• ASSIGNED TASK:
Find every line below with the word "barrier" in it, and copy each one.

[Document page image records]
.....

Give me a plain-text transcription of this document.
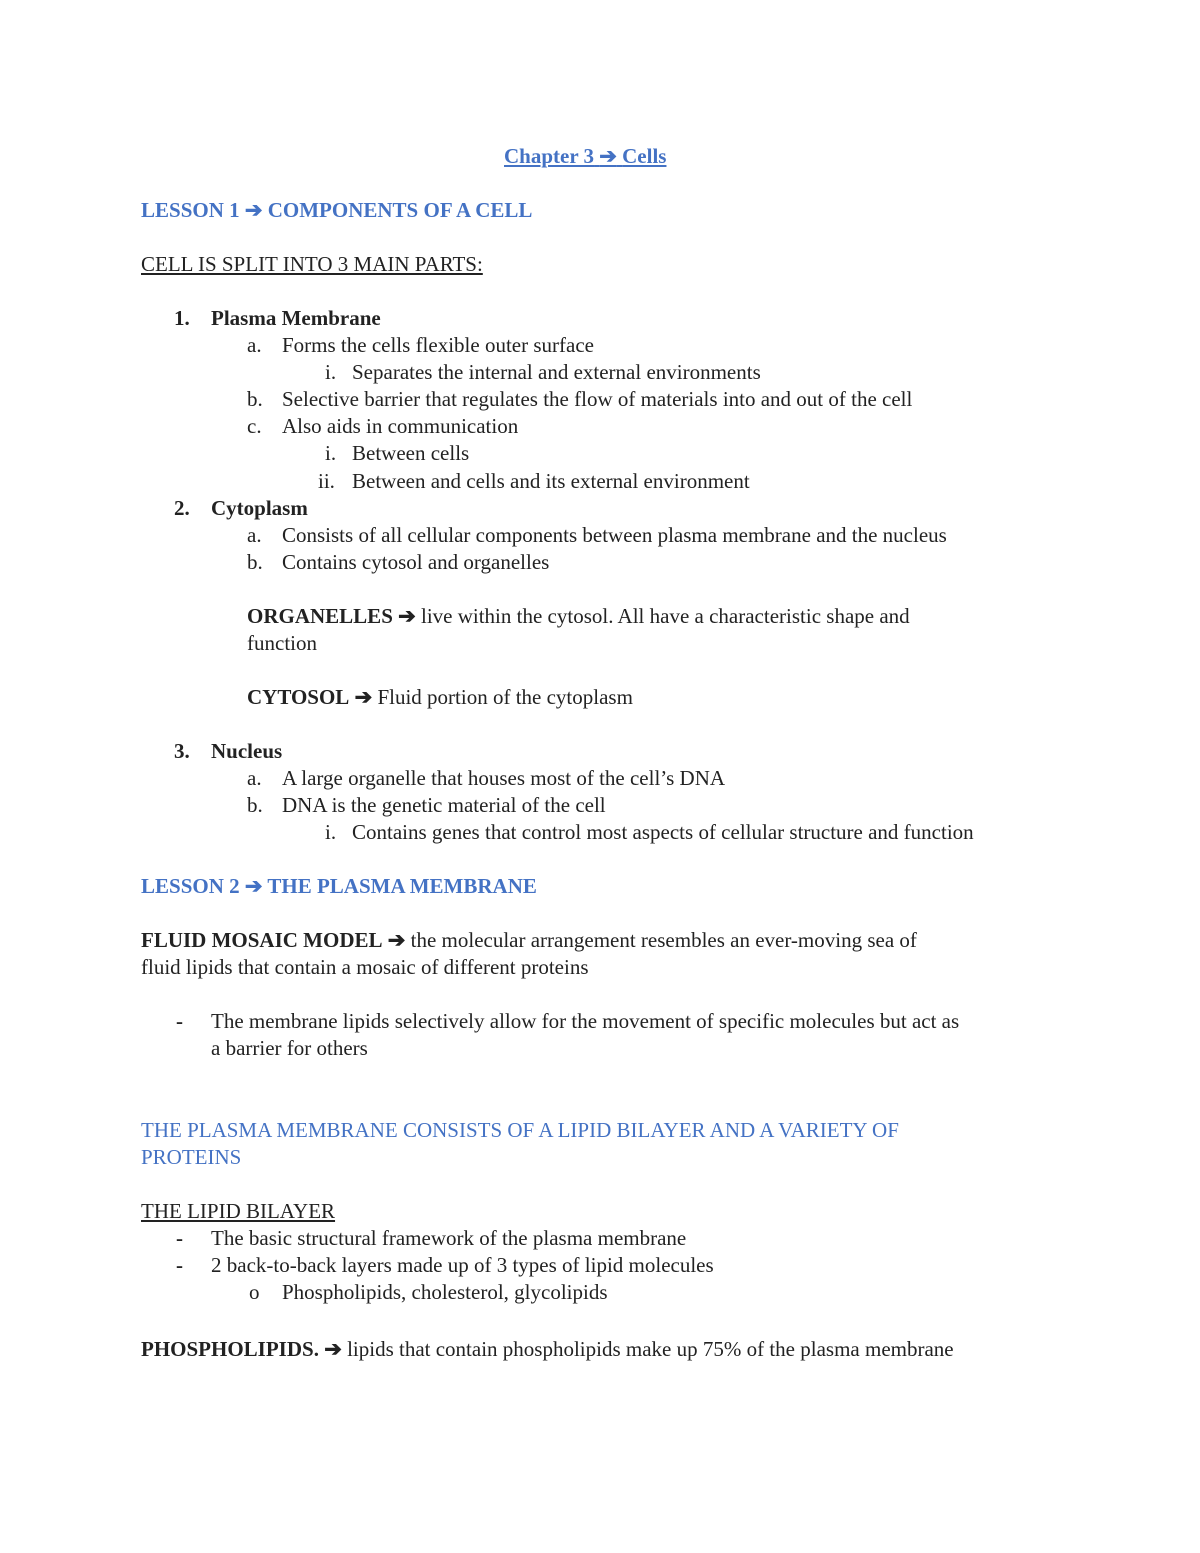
Chapter 3 ➔ Cells
LESSON 1 ➔ COMPONENTS OF A CELL
CELL IS SPLIT INTO 3 MAIN PARTS:
1. Plasma Membrane
a. Forms the cells flexible outer surface
i. Separates the internal and external environments
b. Selective barrier that regulates the flow of materials into and out of the cell
c. Also aids in communication
i. Between cells
ii. Between and cells and its external environment
2. Cytoplasm
a. Consists of all cellular components between plasma membrane and the nucleus
b. Contains cytosol and organelles
ORGANELLES ➔ live within the cytosol. All have a characteristic shape and
function
CYTOSOL ➔ Fluid portion of the cytoplasm
3. Nucleus
a. A large organelle that houses most of the cell’s DNA
b. DNA is the genetic material of the cell
i. Contains genes that control most aspects of cellular structure and function
LESSON 2 ➔ THE PLASMA MEMBRANE
FLUID MOSAIC MODEL ➔ the molecular arrangement resembles an ever-moving sea of
fluid lipids that contain a mosaic of different proteins
- The membrane lipids selectively allow for the movement of specific molecules but act as
a barrier for others
THE PLASMA MEMBRANE CONSISTS OF A LIPID BILAYER AND A VARIETY OF
PROTEINS
THE LIPID BILAYER
- The basic structural framework of the plasma membrane
- 2 back-to-back layers made up of 3 types of lipid molecules
o Phospholipids, cholesterol, glycolipids
PHOSPHOLIPIDS. ➔ lipids that contain phospholipids make up 75% of the plasma membrane
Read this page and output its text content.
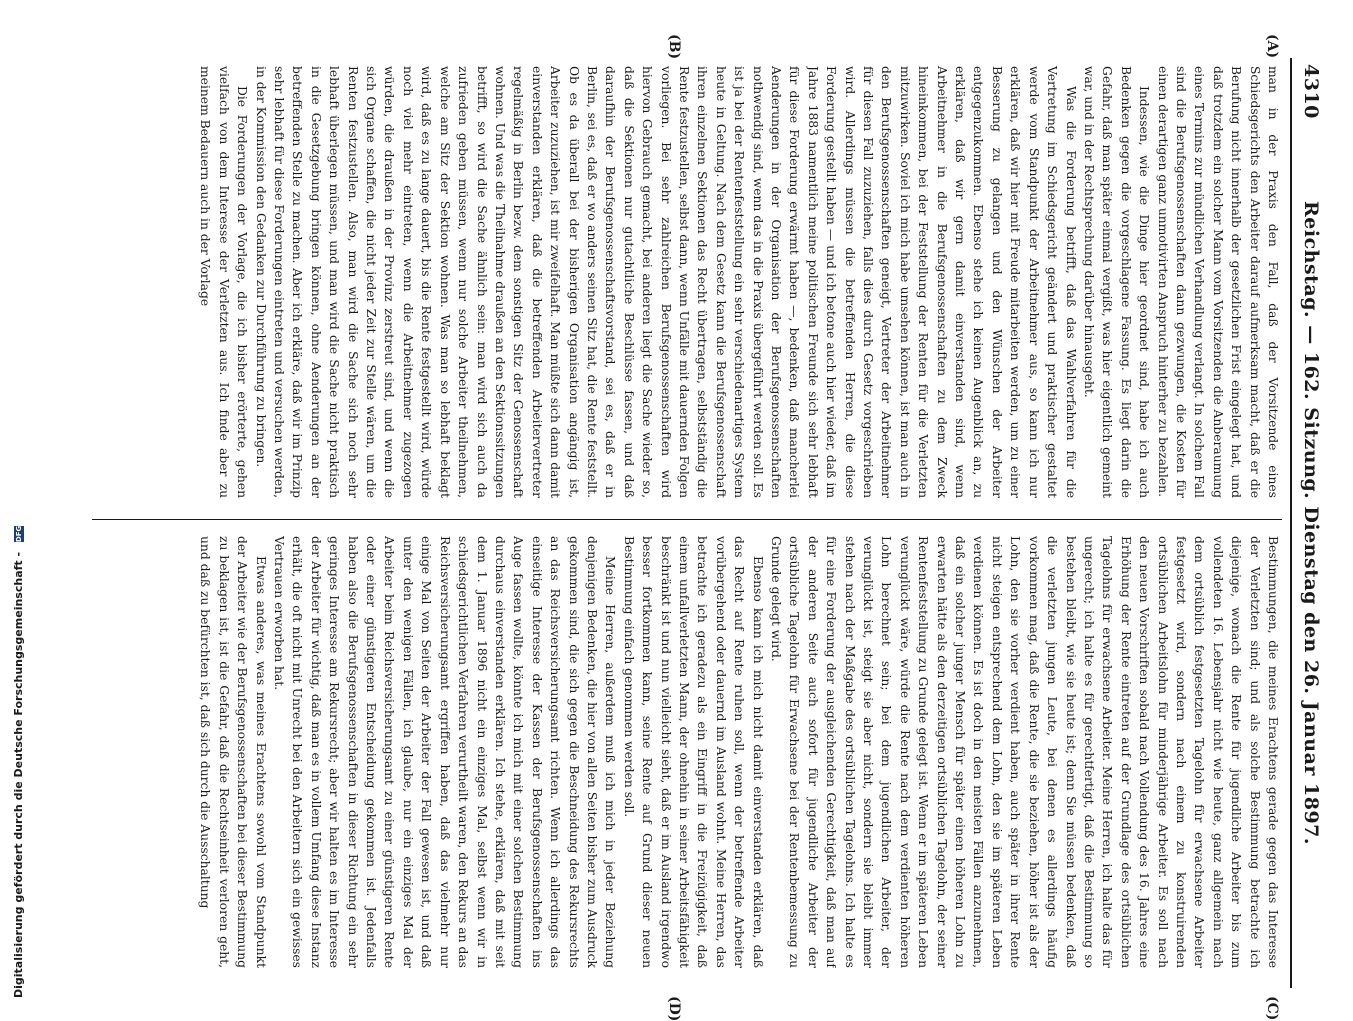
4310
Reichstag. — 162. Sitzung. Dienstag den 26. Januar 1897.
(A)
(B)
(C)
(D)

man in der Praxis den Fall, daß der Vorsitzende eines Schiedsgerichts den Arbeiter darauf aufmerksam macht, daß er die Berufung nicht innerhalb der gesetzlichen Frist eingelegt hat, und daß trotzdem ein solcher Mann vom Vorsitzenden die Anberaumung eines Termins zur mündlichen Verhandlung verlangt. In solchem Fall sind die Berufsgenossenschaften dann gezwungen, die Kosten für einen derartigen ganz unmotivirten Anspruch hinterher zu bezahlen.

Indessen, wie die Dinge hier geordnet sind, habe ich auch Bedenken gegen die vorgeschlagene Fassung. Es liegt darin die Gefahr, daß man später einmal vergißt, was hier eigentlich gemeint war, und in der Rechtsprechung darüber hinausgeht.

Was die Forderung betrifft, daß das Wahlverfahren für die Vertretung im Schiedsgericht geändert und praktischer gestaltet werde vom Standpunkt der Arbeitnehmer aus, so kann ich nur erklären, daß wir hier mit Freude mitarbeiten werden, um zu einer Besserung zu gelangen und den Wünschen der Arbeiter entgegenzukommen. Ebenso stehe ich keinen Augenblick an, zu erklären, daß wir gern damit einverstanden sind, wenn Arbeitnehmer in die Berufsgenossenschaften zu dem Zweck hineinkommen, bei der Feststellung der Renten für die Verletzten mitzuwirken. Soviel ich mich habe umsehen können, ist man auch in den Berufsgenossenschaften geneigt, Vertreter der Arbeitnehmer für diesen Fall zuzuziehen, falls dies durch Gesetz vorgeschrieben wird. Allerdings müssen die betreffenden Herren, die diese Forderung gestellt haben — und ich betone auch hier wieder, daß im Jahre 1883 namentlich meine politischen Freunde sich sehr lebhaft für diese Forderung erwärmt haben —, bedenken, daß mancherlei Aenderungen in der Organisation der Berufsgenossenschaften nothwendig sind, wenn das in die Praxis übergeführt werden soll. Es ist ja bei der Rentenfeststellung ein sehr verschiedenartiges System heute in Geltung. Nach dem Gesetz kann die Berufsgenossenschaft ihren einzelnen Sektionen das Recht übertragen, selbstständig die Rente festzustellen, selbst dann, wenn Unfälle mit dauernden Folgen vorliegen. Bei sehr zahlreichen Berufsgenossenschaften wird hiervon Gebrauch gemacht, bei anderen liegt die Sache wieder so, daß die Sektionen nur gutachtliche Beschlüsse fassen, und daß daraufhin der Berufsgenossenschaftsvorstand, sei es, daß er in Berlin, sei es, daß er wo anders seinen Sitz hat, die Rente feststellt. Ob es da überall bei der bisherigen Organisation angängig ist, Arbeiter zuzuziehen, ist mir zweifelhaft. Man müßte sich dann damit einverstanden erklären, daß die betreffenden Arbeitervertreter regelmäßig in Berlin bezw. dem sonstigen Sitz der Genossenschaft wohnen. Und was die Theilnahme draußen an den Sektionssitzungen betrifft, so wird die Sache ähnlich sein: man wird sich auch da zufrieden geben müssen, wenn nur solche Arbeiter theilnehmen, welche am Sitz der Sektion wohnen. Was man so lebhaft beklagt wird, daß es zu lange dauert, bis die Rente festgestellt wird, würde noch viel mehr eintreten, wenn die Arbeitnehmer zugezogen würden, die draußen in der Provinz zerstreut sind, und wenn die sich Organe schaffen, die nicht jeder Zeit zur Stelle wären, um die Renten festzustellen. Also, man wird die Sache sich noch sehr lebhaft überlegen müssen, und man wird die Sache nicht praktisch in die Gesetzgebung bringen können, ohne Aenderungen an der betreffenden Stelle zu machen. Aber ich erkläre, daß wir im Prinzip sehr lebhaft für diese Forderungen eintreten und versuchen werden, in der Kommission den Gedanken zur Durchführung zu bringen.

Die Forderungen der Vorlage, die ich bisher erörterte, gehen vielfach von dem Interesse der Verletzten aus. Ich finde aber zu meinem Bedauern auch in der Vorlage

Bestimmungen, die meines Erachtens gerade gegen das Interesse der Verletzten sind; und als solche Bestimmung betrachte ich diejenige, wonach die Rente für jugendliche Arbeiter bis zum vollendeten 16. Lebensjahr nicht wie heute, ganz allgemein nach dem ortsüblich festgesetzten Tagelohn für erwachsene Arbeiter festgesetzt wird, sondern nach einem zu konstruirenden ortsüblichen Arbeitslohn für minderjährige Arbeiter. Es soll nach den neuen Vorschriften sobald nach Vollendung des 16. Jahres eine Erhöhung der Rente eintreten auf der Grundlage des ortsüblichen Tagelohns für erwachsene Arbeiter. Meine Herren, ich halte das für ungerecht; ich halte es für gerechtfertigt, daß die Bestimmung so bestehen bleibt, wie sie heute ist; denn Sie müssen bedenken, daß die verletzten jungen Leute, bei denen es allerdings häufig vorkommen mag, daß die Rente, die sie beziehen, höher ist als der Lohn, den sie vorher verdient haben, auch später in ihrer Rente nicht steigen entsprechend dem Lohn, den sie im späteren Leben verdienen können. Es ist doch in den meisten Fällen anzunehmen, daß ein solcher junger Mensch für später einen höheren Lohn zu erwarten hätte als den derzeitigen ortsüblichen Tagelohn, der seiner Rentenfeststellung zu Grunde gelegt ist. Wenn er im späteren Leben verunglückt wäre, würde die Rente nach dem verdienten höheren Lohn berechnet sein; bei dem jugendlichen Arbeiter, der verunglückt ist, steigt sie aber nicht, sondern sie bleibt immer stehen nach der Maßgabe des ortsüblichen Tagelohns. Ich halte es für eine Forderung der ausgleichenden Gerechtigkeit, daß man auf der anderen Seite auch sofort für jugendliche Arbeiter der ortsübliche Tagelohn für Erwachsene bei der Rentenbemessung zu Grunde gelegt wird.

Ebenso kann ich mich nicht damit einverstanden erklären, daß das Recht auf Rente ruhen soll, wenn der betreffende Arbeiter vorübergehend oder dauernd im Ausland wohnt. Meine Herren, das betrachte ich geradezu als ein Eingriff in die Freizügigkeit, daß einem unfallverletzten Mann, der ohnehin in seiner Arbeitsfähigkeit beschränkt ist und nun vielleicht sieht, daß er im Ausland irgendwo besser fortkommen kann, seine Rente auf Grund dieser neuen Bestimmung einfach genommen werden soll.

Meine Herren, außerdem muß ich mich in jeder Beziehung denjenigen Bedenken, die hier von allen Seiten bisher zum Ausdruck gekommen sind, die sich gegen die Beschneidung des Rekursrechts an das Reichsversicherungsamt richten. Wenn ich allerdings das einseitige Interesse der Kassen der Berufsgenossenschaften ins Auge fassen wollte, könnte ich mich mit einer solchen Bestimmung durchaus einverstanden erklären. Ich stehe, erklären, daß mit seit dem 1. Januar 1896 nicht ein einziges Mal, selbst wenn wir in schiedsgerichtlichen Verfahren verurtheilt waren, den Rekurs an das Reichsversicherungsamt ergriffen haben, daß das vielmehr nur einige Mal von Seiten der Arbeiter der Fall gewesen ist, und daß unter den wenigen Fällen, ich glaube, nur ein einziges Mal der Arbeiter beim Reichsversicherungsamt zu einer günstigeren Rente oder einer günstigeren Entscheidung gekommen ist. Jedenfalls haben also die Berufsgenossenschaften in dieser Richtung ein sehr geringes Interesse am Rekursrecht; aber wir halten es im Interesse der Arbeiter für wichtig, daß man es in vollem Umfang diese Instanz erhält, die oft nicht mit Unrecht bei den Arbeitern sich ein gewisses Vertrauen erworben hat.

Etwas anderes, was meines Erachtens sowohl vom Standpunkt der Arbeiter wie der Berufsgenossenschaften bei dieser Bestimmung zu beklagen ist, ist die Gefahr, daß die Rechtseinheit verloren geht, und daß zu befürchten ist, daß sich durch die Ausschaltung

Digitalisierung gefördert durch die Deutsche Forschungsgemeinschaft - DFG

.....

• ANSWER:
b. Selective barrier that regulates the flow of materials into and out of the cell
a barrier for others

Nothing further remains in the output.